[Collected data]
——

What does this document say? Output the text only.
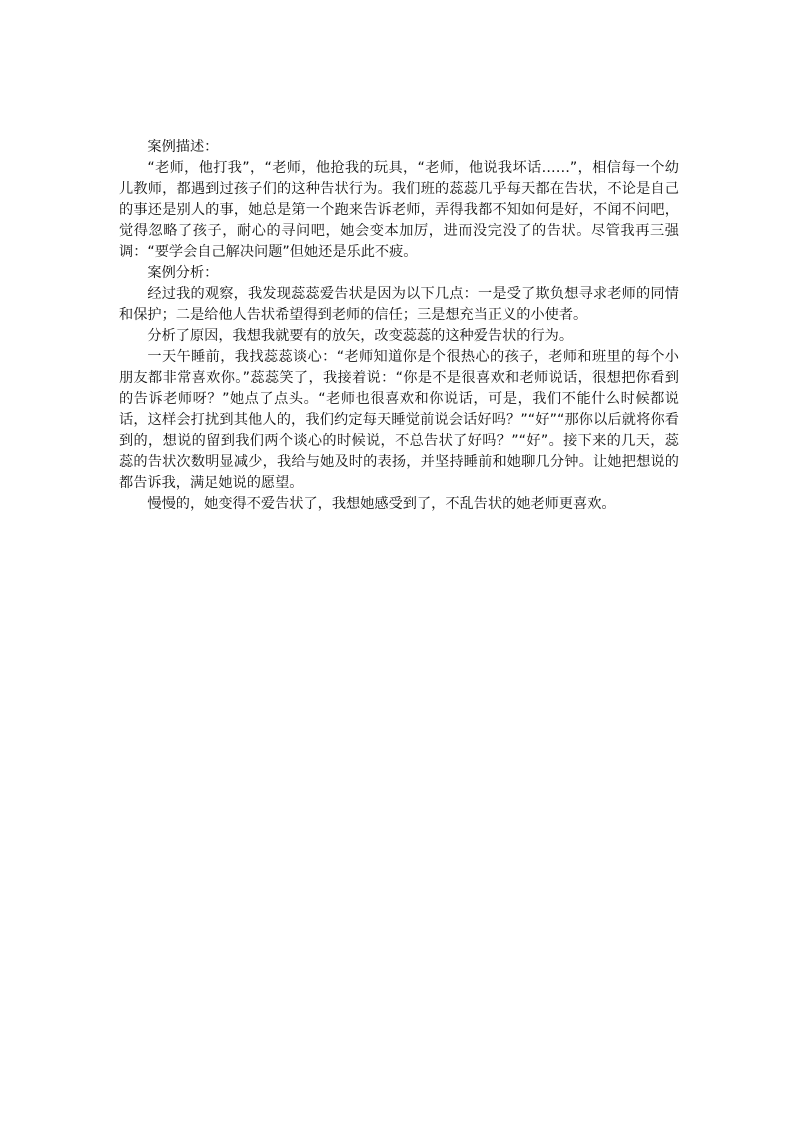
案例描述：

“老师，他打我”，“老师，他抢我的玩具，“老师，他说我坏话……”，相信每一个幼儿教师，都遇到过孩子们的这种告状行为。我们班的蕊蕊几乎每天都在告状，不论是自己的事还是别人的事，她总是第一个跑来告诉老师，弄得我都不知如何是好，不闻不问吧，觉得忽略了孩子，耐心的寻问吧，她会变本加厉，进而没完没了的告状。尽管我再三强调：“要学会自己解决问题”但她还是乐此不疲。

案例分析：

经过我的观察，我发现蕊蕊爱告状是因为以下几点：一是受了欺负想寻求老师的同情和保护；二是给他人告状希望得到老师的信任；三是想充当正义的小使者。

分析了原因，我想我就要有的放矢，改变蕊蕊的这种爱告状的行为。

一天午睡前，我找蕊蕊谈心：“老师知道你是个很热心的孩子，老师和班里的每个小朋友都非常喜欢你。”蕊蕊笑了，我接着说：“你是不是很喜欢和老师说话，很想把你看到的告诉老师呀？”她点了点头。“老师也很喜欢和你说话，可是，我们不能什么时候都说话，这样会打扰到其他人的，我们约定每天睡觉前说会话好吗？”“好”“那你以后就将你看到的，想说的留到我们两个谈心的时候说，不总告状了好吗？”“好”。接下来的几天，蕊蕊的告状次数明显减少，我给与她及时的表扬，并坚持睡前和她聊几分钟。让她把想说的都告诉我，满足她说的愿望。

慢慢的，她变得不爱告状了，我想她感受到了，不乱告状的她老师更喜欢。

——

=== JOB ===
Quote the material in full and exactly; do not carry over its pictures.

=== CORRECT ANSWER ===
What does this document say? Output the text only.
案例描述：

“老师，他打我”，“老师，他抢我的玩具，“老师，他说我坏话……”，相信每一个幼儿教师，都遇到过孩子们的这种告状行为。我们班的蕊蕊几乎每天都在告状，不论是自己的事还是别人的事，她总是第一个跑来告诉老师，弄得我都不知如何是好，不闻不问吧，觉得忽略了孩子，耐心的寻问吧，她会变本加厉，进而没完没了的告状。尽管我再三强调：“要学会自己解决问题”但她还是乐此不疲。

案例分析：

经过我的观察，我发现蕊蕊爱告状是因为以下几点：一是受了欺负想寻求老师的同情和保护；二是给他人告状希望得到老师的信任；三是想充当正义的小使者。

分析了原因，我想我就要有的放矢，改变蕊蕊的这种爱告状的行为。

一天午睡前，我找蕊蕊谈心：“老师知道你是个很热心的孩子，老师和班里的每个小朋友都非常喜欢你。”蕊蕊笑了，我接着说：“你是不是很喜欢和老师说话，很想把你看到的告诉老师呀？”她点了点头。“老师也很喜欢和你说话，可是，我们不能什么时候都说话，这样会打扰到其他人的，我们约定每天睡觉前说会话好吗？”“好”“那你以后就将你看到的，想说的留到我们两个谈心的时候说，不总告状了好吗？”“好”。接下来的几天，蕊蕊的告状次数明显减少，我给与她及时的表扬，并坚持睡前和她聊几分钟。让她把想说的都告诉我，满足她说的愿望。

慢慢的，她变得不爱告状了，我想她感受到了，不乱告状的她老师更喜欢。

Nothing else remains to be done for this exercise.